Every record here needs to be written out again exactly.

══════════

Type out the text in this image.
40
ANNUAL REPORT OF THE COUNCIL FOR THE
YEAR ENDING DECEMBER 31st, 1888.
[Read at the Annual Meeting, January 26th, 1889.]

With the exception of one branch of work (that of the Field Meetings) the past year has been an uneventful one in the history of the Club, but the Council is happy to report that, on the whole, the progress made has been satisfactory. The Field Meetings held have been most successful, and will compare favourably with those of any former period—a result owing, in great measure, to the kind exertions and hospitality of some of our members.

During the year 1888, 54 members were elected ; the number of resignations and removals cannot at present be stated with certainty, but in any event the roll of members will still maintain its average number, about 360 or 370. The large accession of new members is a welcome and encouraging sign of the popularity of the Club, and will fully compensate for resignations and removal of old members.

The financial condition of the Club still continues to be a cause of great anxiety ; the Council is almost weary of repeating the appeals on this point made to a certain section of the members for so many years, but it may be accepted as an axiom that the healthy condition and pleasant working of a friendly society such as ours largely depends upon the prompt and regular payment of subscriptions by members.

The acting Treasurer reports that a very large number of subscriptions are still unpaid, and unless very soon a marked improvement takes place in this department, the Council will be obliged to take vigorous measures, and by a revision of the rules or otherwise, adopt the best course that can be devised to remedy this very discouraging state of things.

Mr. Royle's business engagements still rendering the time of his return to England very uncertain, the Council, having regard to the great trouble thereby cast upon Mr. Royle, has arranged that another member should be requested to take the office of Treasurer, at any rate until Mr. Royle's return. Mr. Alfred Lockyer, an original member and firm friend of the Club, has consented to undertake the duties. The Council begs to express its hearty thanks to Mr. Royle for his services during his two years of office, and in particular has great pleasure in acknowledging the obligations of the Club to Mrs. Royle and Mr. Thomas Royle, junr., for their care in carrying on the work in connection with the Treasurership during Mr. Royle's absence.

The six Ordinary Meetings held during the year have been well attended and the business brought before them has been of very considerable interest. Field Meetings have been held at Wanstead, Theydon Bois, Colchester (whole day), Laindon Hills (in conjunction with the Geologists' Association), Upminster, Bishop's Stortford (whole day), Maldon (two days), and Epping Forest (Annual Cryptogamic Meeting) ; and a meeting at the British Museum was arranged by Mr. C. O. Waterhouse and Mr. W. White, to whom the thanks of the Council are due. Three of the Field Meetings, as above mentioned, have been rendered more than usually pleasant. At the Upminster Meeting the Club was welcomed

══════════

ANSWER FOR THE TASK:
Type out the text in this image.
40
ANNUAL REPORT OF THE COUNCIL FOR THE
YEAR ENDING DECEMBER 31st, 1888.
[Read at the Annual Meeting, January 26th, 1889.]

With the exception of one branch of work (that of the Field Meetings) the past year has been an uneventful one in the history of the Club, but the Council is happy to report that, on the whole, the progress made has been satisfactory. The Field Meetings held have been most successful, and will compare favourably with those of any former period—a result owing, in great measure, to the kind exertions and hospitality of some of our members.

During the year 1888, 54 members were elected ; the number of resignations and removals cannot at present be stated with certainty, but in any event the roll of members will still maintain its average number, about 360 or 370. The large accession of new members is a welcome and encouraging sign of the popularity of the Club, and will fully compensate for resignations and removal of old members.

The financial condition of the Club still continues to be a cause of great anxiety ; the Council is almost weary of repeating the appeals on this point made to a certain section of the members for so many years, but it may be accepted as an axiom that the healthy condition and pleasant working of a friendly society such as ours largely depends upon the prompt and regular payment of subscriptions by members.

The acting Treasurer reports that a very large number of subscriptions are still unpaid, and unless very soon a marked improvement takes place in this department, the Council will be obliged to take vigorous measures, and by a revision of the rules or otherwise, adopt the best course that can be devised to remedy this very discouraging state of things.

Mr. Royle's business engagements still rendering the time of his return to England very uncertain, the Council, having regard to the great trouble thereby cast upon Mr. Royle, has arranged that another member should be requested to take the office of Treasurer, at any rate until Mr. Royle's return. Mr. Alfred Lockyer, an original member and firm friend of the Club, has consented to undertake the duties. The Council begs to express its hearty thanks to Mr. Royle for his services during his two years of office, and in particular has great pleasure in acknowledging the obligations of the Club to Mrs. Royle and Mr. Thomas Royle, junr., for their care in carrying on the work in connection with the Treasurership during Mr. Royle's absence.

The six Ordinary Meetings held during the year have been well attended and the business brought before them has been of very considerable interest. Field Meetings have been held at Wanstead, Theydon Bois, Colchester (whole day), Laindon Hills (in conjunction with the Geologists' Association), Upminster, Bishop's Stortford (whole day), Maldon (two days), and Epping Forest (Annual Cryptogamic Meeting) ; and a meeting at the British Museum was arranged by Mr. C. O. Waterhouse and Mr. W. White, to whom the thanks of the Council are due. Three of the Field Meetings, as above mentioned, have been rendered more than usually pleasant. At the Upminster Meeting the Club was welcomed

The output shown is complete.